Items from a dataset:

○ ○ ○

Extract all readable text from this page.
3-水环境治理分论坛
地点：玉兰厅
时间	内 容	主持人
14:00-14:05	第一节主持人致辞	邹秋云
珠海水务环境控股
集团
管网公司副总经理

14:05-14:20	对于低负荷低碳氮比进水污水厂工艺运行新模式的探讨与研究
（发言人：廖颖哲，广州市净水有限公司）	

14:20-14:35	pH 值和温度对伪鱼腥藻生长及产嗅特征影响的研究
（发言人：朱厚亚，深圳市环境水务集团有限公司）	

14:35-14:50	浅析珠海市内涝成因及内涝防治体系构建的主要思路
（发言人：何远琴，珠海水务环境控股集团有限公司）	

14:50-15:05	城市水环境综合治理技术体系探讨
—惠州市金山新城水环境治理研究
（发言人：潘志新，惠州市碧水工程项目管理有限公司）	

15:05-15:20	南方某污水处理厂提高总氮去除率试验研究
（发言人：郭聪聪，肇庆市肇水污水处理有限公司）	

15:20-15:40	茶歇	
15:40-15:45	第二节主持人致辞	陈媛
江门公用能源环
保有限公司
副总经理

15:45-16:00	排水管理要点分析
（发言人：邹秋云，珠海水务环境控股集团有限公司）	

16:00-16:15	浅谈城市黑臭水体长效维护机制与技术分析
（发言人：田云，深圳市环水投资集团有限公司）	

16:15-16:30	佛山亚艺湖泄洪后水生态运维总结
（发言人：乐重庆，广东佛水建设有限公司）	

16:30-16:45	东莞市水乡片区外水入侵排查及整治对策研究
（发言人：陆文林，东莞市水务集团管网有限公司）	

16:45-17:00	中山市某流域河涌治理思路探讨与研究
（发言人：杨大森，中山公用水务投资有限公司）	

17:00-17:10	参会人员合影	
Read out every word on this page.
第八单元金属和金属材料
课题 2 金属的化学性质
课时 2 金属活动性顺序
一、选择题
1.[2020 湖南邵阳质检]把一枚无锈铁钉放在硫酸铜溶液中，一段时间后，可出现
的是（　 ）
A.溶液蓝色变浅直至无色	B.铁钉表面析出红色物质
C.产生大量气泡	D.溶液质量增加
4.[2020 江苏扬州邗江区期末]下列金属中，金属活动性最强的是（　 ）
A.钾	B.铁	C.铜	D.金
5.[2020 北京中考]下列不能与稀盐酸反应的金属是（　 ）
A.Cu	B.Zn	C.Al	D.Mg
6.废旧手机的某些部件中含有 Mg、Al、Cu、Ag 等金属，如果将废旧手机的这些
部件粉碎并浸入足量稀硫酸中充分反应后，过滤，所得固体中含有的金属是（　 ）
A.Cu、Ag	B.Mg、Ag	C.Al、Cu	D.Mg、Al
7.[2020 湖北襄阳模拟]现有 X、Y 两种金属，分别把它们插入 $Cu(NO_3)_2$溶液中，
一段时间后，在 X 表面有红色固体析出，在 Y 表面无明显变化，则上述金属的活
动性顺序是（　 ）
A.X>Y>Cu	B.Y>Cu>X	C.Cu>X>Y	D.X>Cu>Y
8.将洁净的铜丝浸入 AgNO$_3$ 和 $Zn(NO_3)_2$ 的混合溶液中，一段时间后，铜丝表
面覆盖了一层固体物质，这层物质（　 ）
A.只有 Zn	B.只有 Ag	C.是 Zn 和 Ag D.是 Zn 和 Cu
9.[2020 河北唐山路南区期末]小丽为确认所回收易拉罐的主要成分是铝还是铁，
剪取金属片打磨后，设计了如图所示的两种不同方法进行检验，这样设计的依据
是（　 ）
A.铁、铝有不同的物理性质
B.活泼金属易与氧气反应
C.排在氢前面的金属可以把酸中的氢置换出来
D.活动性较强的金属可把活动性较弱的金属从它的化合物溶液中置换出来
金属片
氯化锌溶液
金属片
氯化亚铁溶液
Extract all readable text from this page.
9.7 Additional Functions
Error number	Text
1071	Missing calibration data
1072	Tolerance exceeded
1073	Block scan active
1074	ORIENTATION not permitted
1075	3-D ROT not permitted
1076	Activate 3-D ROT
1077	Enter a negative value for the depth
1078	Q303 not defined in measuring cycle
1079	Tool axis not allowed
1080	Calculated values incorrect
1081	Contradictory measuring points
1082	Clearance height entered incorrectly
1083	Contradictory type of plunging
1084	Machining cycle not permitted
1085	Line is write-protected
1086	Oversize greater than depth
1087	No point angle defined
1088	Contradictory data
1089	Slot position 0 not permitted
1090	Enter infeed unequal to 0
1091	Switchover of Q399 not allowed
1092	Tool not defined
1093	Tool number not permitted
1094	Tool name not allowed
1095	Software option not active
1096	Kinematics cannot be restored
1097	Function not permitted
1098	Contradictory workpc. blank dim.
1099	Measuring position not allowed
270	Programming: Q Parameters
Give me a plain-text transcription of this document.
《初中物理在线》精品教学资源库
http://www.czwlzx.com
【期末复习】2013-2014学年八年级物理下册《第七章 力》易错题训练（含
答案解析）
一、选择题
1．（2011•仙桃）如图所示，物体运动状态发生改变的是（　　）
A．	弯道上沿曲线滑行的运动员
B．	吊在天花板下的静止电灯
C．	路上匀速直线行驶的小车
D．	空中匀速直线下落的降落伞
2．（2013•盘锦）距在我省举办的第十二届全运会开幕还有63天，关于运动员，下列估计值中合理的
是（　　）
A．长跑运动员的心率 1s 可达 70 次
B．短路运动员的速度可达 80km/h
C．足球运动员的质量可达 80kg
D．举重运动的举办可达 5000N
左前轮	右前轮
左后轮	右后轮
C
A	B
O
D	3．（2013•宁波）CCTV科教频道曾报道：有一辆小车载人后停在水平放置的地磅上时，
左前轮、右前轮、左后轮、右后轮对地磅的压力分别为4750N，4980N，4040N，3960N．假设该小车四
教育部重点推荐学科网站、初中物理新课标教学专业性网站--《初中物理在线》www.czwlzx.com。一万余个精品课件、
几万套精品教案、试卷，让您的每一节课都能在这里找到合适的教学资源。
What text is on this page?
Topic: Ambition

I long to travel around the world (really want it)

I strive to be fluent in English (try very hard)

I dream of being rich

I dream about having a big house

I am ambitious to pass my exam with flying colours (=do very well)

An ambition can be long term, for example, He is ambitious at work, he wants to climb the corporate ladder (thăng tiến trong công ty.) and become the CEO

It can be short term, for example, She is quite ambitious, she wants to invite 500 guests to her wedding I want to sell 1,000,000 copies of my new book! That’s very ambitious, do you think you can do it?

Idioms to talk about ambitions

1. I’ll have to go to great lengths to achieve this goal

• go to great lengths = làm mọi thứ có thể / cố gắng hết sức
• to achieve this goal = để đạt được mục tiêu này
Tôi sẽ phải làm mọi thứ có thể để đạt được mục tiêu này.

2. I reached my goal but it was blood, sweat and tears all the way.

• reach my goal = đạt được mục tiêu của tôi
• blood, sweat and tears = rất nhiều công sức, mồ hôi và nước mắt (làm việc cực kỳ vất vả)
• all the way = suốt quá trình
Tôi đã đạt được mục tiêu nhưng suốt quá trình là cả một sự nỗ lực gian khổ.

○ ○ ○

Task details: Quote the material exactly, leaving nothing out.

Output of the task:
Extract all readable text from this page.
3-水环境治理分论坛
地点：玉兰厅
时间	内 容	主持人
14:00-14:05	第一节主持人致辞	邹秋云
珠海水务环境控股
集团
管网公司副总经理

14:05-14:20	对于低负荷低碳氮比进水污水厂工艺运行新模式的探讨与研究
（发言人：廖颖哲，广州市净水有限公司）	

14:20-14:35	pH 值和温度对伪鱼腥藻生长及产嗅特征影响的研究
（发言人：朱厚亚，深圳市环境水务集团有限公司）	

14:35-14:50	浅析珠海市内涝成因及内涝防治体系构建的主要思路
（发言人：何远琴，珠海水务环境控股集团有限公司）	

14:50-15:05	城市水环境综合治理技术体系探讨
—惠州市金山新城水环境治理研究
（发言人：潘志新，惠州市碧水工程项目管理有限公司）	

15:05-15:20	南方某污水处理厂提高总氮去除率试验研究
（发言人：郭聪聪，肇庆市肇水污水处理有限公司）	

15:20-15:40	茶歇	
15:40-15:45	第二节主持人致辞	陈媛
江门公用能源环
保有限公司
副总经理

15:45-16:00	排水管理要点分析
（发言人：邹秋云，珠海水务环境控股集团有限公司）	

16:00-16:15	浅谈城市黑臭水体长效维护机制与技术分析
（发言人：田云，深圳市环水投资集团有限公司）	

16:15-16:30	佛山亚艺湖泄洪后水生态运维总结
（发言人：乐重庆，广东佛水建设有限公司）	

16:30-16:45	东莞市水乡片区外水入侵排查及整治对策研究
（发言人：陆文林，东莞市水务集团管网有限公司）	

16:45-17:00	中山市某流域河涌治理思路探讨与研究
（发言人：杨大森，中山公用水务投资有限公司）	

17:00-17:10	参会人员合影	
Read out every word on this page.
第八单元金属和金属材料
课题 2 金属的化学性质
课时 2 金属活动性顺序
一、选择题
1.[2020 湖南邵阳质检]把一枚无锈铁钉放在硫酸铜溶液中，一段时间后，可出现
的是（　 ）
A.溶液蓝色变浅直至无色	B.铁钉表面析出红色物质
C.产生大量气泡	D.溶液质量增加
4.[2020 江苏扬州邗江区期末]下列金属中，金属活动性最强的是（　 ）
A.钾	B.铁	C.铜	D.金
5.[2020 北京中考]下列不能与稀盐酸反应的金属是（　 ）
A.Cu	B.Zn	C.Al	D.Mg
6.废旧手机的某些部件中含有 Mg、Al、Cu、Ag 等金属，如果将废旧手机的这些
部件粉碎并浸入足量稀硫酸中充分反应后，过滤，所得固体中含有的金属是（　 ）
A.Cu、Ag	B.Mg、Ag	C.Al、Cu	D.Mg、Al
7.[2020 湖北襄阳模拟]现有 X、Y 两种金属，分别把它们插入 $Cu(NO_3)_2$溶液中，
一段时间后，在 X 表面有红色固体析出，在 Y 表面无明显变化，则上述金属的活
动性顺序是（　 ）
A.X>Y>Cu	B.Y>Cu>X	C.Cu>X>Y	D.X>Cu>Y
8.将洁净的铜丝浸入 AgNO$_3$ 和 $Zn(NO_3)_2$ 的混合溶液中，一段时间后，铜丝表
面覆盖了一层固体物质，这层物质（　 ）
A.只有 Zn	B.只有 Ag	C.是 Zn 和 Ag D.是 Zn 和 Cu
9.[2020 河北唐山路南区期末]小丽为确认所回收易拉罐的主要成分是铝还是铁，
剪取金属片打磨后，设计了如图所示的两种不同方法进行检验，这样设计的依据
是（　 ）
A.铁、铝有不同的物理性质
B.活泼金属易与氧气反应
C.排在氢前面的金属可以把酸中的氢置换出来
D.活动性较强的金属可把活动性较弱的金属从它的化合物溶液中置换出来
金属片
氯化锌溶液
金属片
氯化亚铁溶液
Extract all readable text from this page.
9.7 Additional Functions
Error number	Text
1071	Missing calibration data
1072	Tolerance exceeded
1073	Block scan active
1074	ORIENTATION not permitted
1075	3-D ROT not permitted
1076	Activate 3-D ROT
1077	Enter a negative value for the depth
1078	Q303 not defined in measuring cycle
1079	Tool axis not allowed
1080	Calculated values incorrect
1081	Contradictory measuring points
1082	Clearance height entered incorrectly
1083	Contradictory type of plunging
1084	Machining cycle not permitted
1085	Line is write-protected
1086	Oversize greater than depth
1087	No point angle defined
1088	Contradictory data
1089	Slot position 0 not permitted
1090	Enter infeed unequal to 0
1091	Switchover of Q399 not allowed
1092	Tool not defined
1093	Tool number not permitted
1094	Tool name not allowed
1095	Software option not active
1096	Kinematics cannot be restored
1097	Function not permitted
1098	Contradictory workpc. blank dim.
1099	Measuring position not allowed
270	Programming: Q Parameters
Give me a plain-text transcription of this document.
《初中物理在线》精品教学资源库
http://www.czwlzx.com
【期末复习】2013-2014学年八年级物理下册《第七章 力》易错题训练（含
答案解析）
一、选择题
1．（2011•仙桃）如图所示，物体运动状态发生改变的是（　　）
A．	弯道上沿曲线滑行的运动员
B．	吊在天花板下的静止电灯
C．	路上匀速直线行驶的小车
D．	空中匀速直线下落的降落伞
2．（2013•盘锦）距在我省举办的第十二届全运会开幕还有63天，关于运动员，下列估计值中合理的
是（　　）
A．长跑运动员的心率 1s 可达 70 次
B．短路运动员的速度可达 80km/h
C．足球运动员的质量可达 80kg
D．举重运动的举办可达 5000N
左前轮	右前轮
左后轮	右后轮
C
A	B
O
D	3．（2013•宁波）CCTV科教频道曾报道：有一辆小车载人后停在水平放置的地磅上时，
左前轮、右前轮、左后轮、右后轮对地磅的压力分别为4750N，4980N，4040N，3960N．假设该小车四
教育部重点推荐学科网站、初中物理新课标教学专业性网站--《初中物理在线》www.czwlzx.com。一万余个精品课件、
几万套精品教案、试卷，让您的每一节课都能在这里找到合适的教学资源。
What text is on this page?
Topic: Ambition

I long to travel around the world (really want it)

I strive to be fluent in English (try very hard)

I dream of being rich

I dream about having a big house

I am ambitious to pass my exam with flying colours (=do very well)

An ambition can be long term, for example, He is ambitious at work, he wants to climb the corporate ladder (thăng tiến trong công ty.) and become the CEO

It can be short term, for example, She is quite ambitious, she wants to invite 500 guests to her wedding I want to sell 1,000,000 copies of my new book! That’s very ambitious, do you think you can do it?

Idioms to talk about ambitions

1. I’ll have to go to great lengths to achieve this goal

• go to great lengths = làm mọi thứ có thể / cố gắng hết sức
• to achieve this goal = để đạt được mục tiêu này
Tôi sẽ phải làm mọi thứ có thể để đạt được mục tiêu này.

2. I reached my goal but it was blood, sweat and tears all the way.

• reach my goal = đạt được mục tiêu của tôi
• blood, sweat and tears = rất nhiều công sức, mồ hôi và nước mắt (làm việc cực kỳ vất vả)
• all the way = suốt quá trình
Tôi đã đạt được mục tiêu nhưng suốt quá trình là cả một sự nỗ lực gian khổ.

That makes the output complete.